→ **TASK GOAL**
Pick out the lines below that contain the string "square" and copy them all.

---------- SUPPLIED RECORDS

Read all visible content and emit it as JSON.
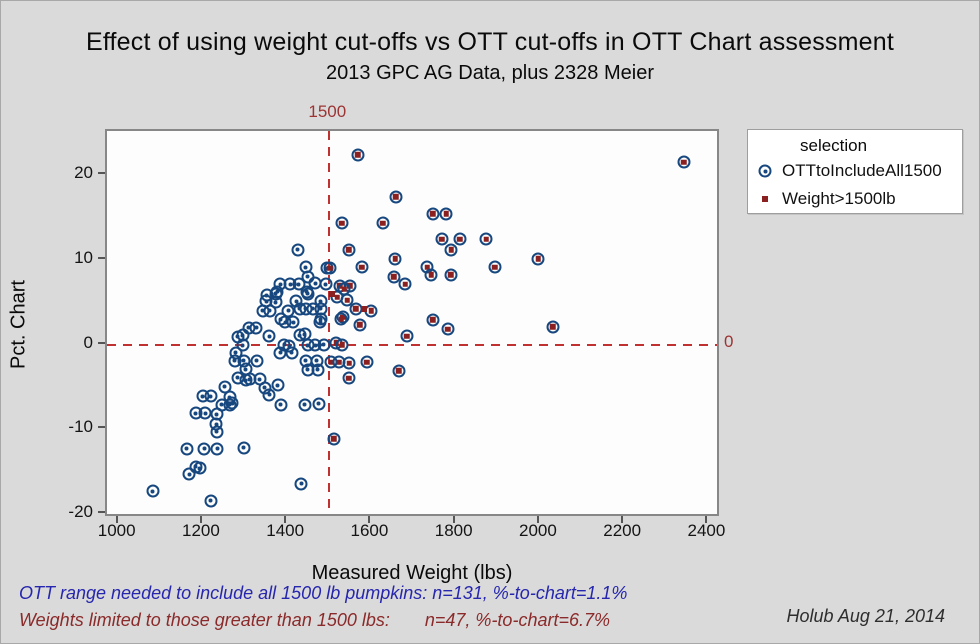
{
  "title": "Effect of using weight cut-offs vs OTT cut-offs in OTT Chart assessment",
  "subtitle": "2013 GPC AG Data, plus 2328 Meier",
  "chart_data": {
    "type": "scatter",
    "xlabel": "Measured Weight (lbs)",
    "ylabel": "Pct. Chart",
    "xlim": [
      972,
      2430
    ],
    "ylim": [
      -20.5,
      25.2
    ],
    "x_ticks": [
      1000,
      1200,
      1400,
      1600,
      1800,
      2000,
      2200,
      2400
    ],
    "y_ticks": [
      20,
      10,
      0,
      -10,
      -20
    ],
    "grid": false,
    "ref_line_x": {
      "value": 1500,
      "label": "1500"
    },
    "ref_line_y": {
      "value": 0,
      "label": "0"
    },
    "legend": {
      "title": "selection",
      "position": "top-right-outside",
      "entries": [
        {
          "label": "OTTtoIncludeAll1500",
          "marker": "circle-dot",
          "color": "#17477f",
          "n": 131
        },
        {
          "label": "Weight>1500lb",
          "marker": "square",
          "color": "#8b2020",
          "n": 47
        }
      ]
    },
    "points_note": "each point = [measured_weight_lbs, pct_chart]; ott_only = blue circled-dot, both = blue circle with red square center (in both selections), weight_only = red square only",
    "points": {
      "ott_only": [
        [
          1081,
          -17.3
        ],
        [
          1219,
          -18.4
        ],
        [
          1167,
          -15.3
        ],
        [
          1183,
          -14.4
        ],
        [
          1192,
          -14.6
        ],
        [
          1162,
          -12.3
        ],
        [
          1203,
          -12.3
        ],
        [
          1234,
          -12.3
        ],
        [
          1297,
          -12.2
        ],
        [
          1433,
          -16.4
        ],
        [
          1231,
          -9.4
        ],
        [
          1233,
          -10.3
        ],
        [
          1449,
          8.0
        ],
        [
          1183,
          -8.1
        ],
        [
          1205,
          -8.1
        ],
        [
          1233,
          -8.2
        ],
        [
          1269,
          -6.9
        ],
        [
          1200,
          -6.1
        ],
        [
          1219,
          -6.1
        ],
        [
          1264,
          -6.2
        ],
        [
          1245,
          -7.1
        ],
        [
          1264,
          -7.1
        ],
        [
          1252,
          -5.0
        ],
        [
          1494,
          9.0
        ],
        [
          1347,
          -5.1
        ],
        [
          1378,
          -4.8
        ],
        [
          1302,
          -4.2
        ],
        [
          1311,
          -4.1
        ],
        [
          1335,
          -4.1
        ],
        [
          1283,
          -3.9
        ],
        [
          1357,
          -5.9
        ],
        [
          1385,
          -7.1
        ],
        [
          1442,
          -7.1
        ],
        [
          1475,
          -7.0
        ],
        [
          1302,
          -2.9
        ],
        [
          1449,
          -3.0
        ],
        [
          1473,
          -3.0
        ],
        [
          1276,
          -1.9
        ],
        [
          1297,
          -1.9
        ],
        [
          1328,
          -1.9
        ],
        [
          1444,
          -1.9
        ],
        [
          1470,
          -1.9
        ],
        [
          1278,
          -1.0
        ],
        [
          1383,
          -1.0
        ],
        [
          1411,
          -1.0
        ],
        [
          1295,
          -0.1
        ],
        [
          1393,
          0.0
        ],
        [
          1405,
          -0.2
        ],
        [
          1449,
          -0.1
        ],
        [
          1466,
          -0.1
        ],
        [
          1487,
          0.0
        ],
        [
          1283,
          0.9
        ],
        [
          1295,
          1.1
        ],
        [
          1357,
          1.0
        ],
        [
          1430,
          1.1
        ],
        [
          1442,
          1.2
        ],
        [
          1309,
          2.0
        ],
        [
          1326,
          2.0
        ],
        [
          1395,
          2.6
        ],
        [
          1414,
          2.6
        ],
        [
          1478,
          2.6
        ],
        [
          1480,
          3.0
        ],
        [
          1385,
          3.0
        ],
        [
          1402,
          4.0
        ],
        [
          1342,
          4.0
        ],
        [
          1359,
          4.0
        ],
        [
          1430,
          4.2
        ],
        [
          1444,
          4.2
        ],
        [
          1461,
          4.2
        ],
        [
          1480,
          4.2
        ],
        [
          1480,
          5.1
        ],
        [
          1350,
          5.1
        ],
        [
          1373,
          5.0
        ],
        [
          1421,
          5.1
        ],
        [
          1352,
          5.8
        ],
        [
          1376,
          6.2
        ],
        [
          1447,
          6.2
        ],
        [
          1373,
          6.0
        ],
        [
          1449,
          6.0
        ],
        [
          1383,
          7.1
        ],
        [
          1407,
          7.1
        ],
        [
          1428,
          7.1
        ],
        [
          1492,
          7.1
        ],
        [
          1466,
          7.2
        ],
        [
          1425,
          11.2
        ],
        [
          1444,
          9.1
        ]
      ],
      "both": [
        [
          1568,
          22.4
        ],
        [
          2341,
          21.5
        ],
        [
          1658,
          17.4
        ],
        [
          1530,
          14.3
        ],
        [
          1627,
          14.3
        ],
        [
          1746,
          15.4
        ],
        [
          1777,
          15.4
        ],
        [
          1767,
          12.4
        ],
        [
          1810,
          12.4
        ],
        [
          1872,
          12.4
        ],
        [
          1789,
          11.2
        ],
        [
          1546,
          11.2
        ],
        [
          1656,
          10.1
        ],
        [
          1996,
          10.1
        ],
        [
          1501,
          9.0
        ],
        [
          1577,
          9.1
        ],
        [
          1733,
          9.1
        ],
        [
          1893,
          9.1
        ],
        [
          1653,
          8.0
        ],
        [
          1742,
          8.2
        ],
        [
          1788,
          8.2
        ],
        [
          1680,
          7.1
        ],
        [
          1525,
          6.9
        ],
        [
          1549,
          6.9
        ],
        [
          1536,
          6.5
        ],
        [
          1519,
          5.6
        ],
        [
          1542,
          5.2
        ],
        [
          1563,
          4.2
        ],
        [
          1599,
          4.0
        ],
        [
          1532,
          3.2
        ],
        [
          1528,
          3.0
        ],
        [
          1746,
          2.9
        ],
        [
          1781,
          1.8
        ],
        [
          1684,
          1.0
        ],
        [
          1572,
          2.3
        ],
        [
          1516,
          0.2
        ],
        [
          1531,
          0.0
        ],
        [
          2030,
          2.1
        ],
        [
          1504,
          -2.1
        ],
        [
          1523,
          -2.1
        ],
        [
          1547,
          -2.2
        ],
        [
          1589,
          -2.1
        ],
        [
          1546,
          -4.0
        ],
        [
          1665,
          -3.1
        ],
        [
          1511,
          -11.1
        ]
      ],
      "weight_only": [
        [
          1506,
          6.0
        ],
        [
          1582,
          4.2
        ]
      ]
    }
  },
  "annotations": {
    "note_blue": "OTT range needed to include all 1500 lb pumpkins: n=131, %-to-chart=1.1%",
    "note_red": "Weights limited to those greater than 1500 lbs:       n=47, %-to-chart=6.7%",
    "signature": "Holub Aug 21, 2014"
  },
  "colors": {
    "background": "#dadada",
    "plot_background": "#fdfdfd",
    "ott_marker": "#17477f",
    "weight_marker": "#8b2020",
    "reference_line": "#c03232",
    "note_blue_text": "#2626ae",
    "note_red_text": "#8b2a2a"
  }
}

--------------------

→ **EXPECTED ANSWER**
          "marker": "square",
    "points_note": "each point = [measured_weight_lbs, pct_chart]; ott_only = blue circled-dot, both = blue circle with red square center (in both selections), weight_only = red square only",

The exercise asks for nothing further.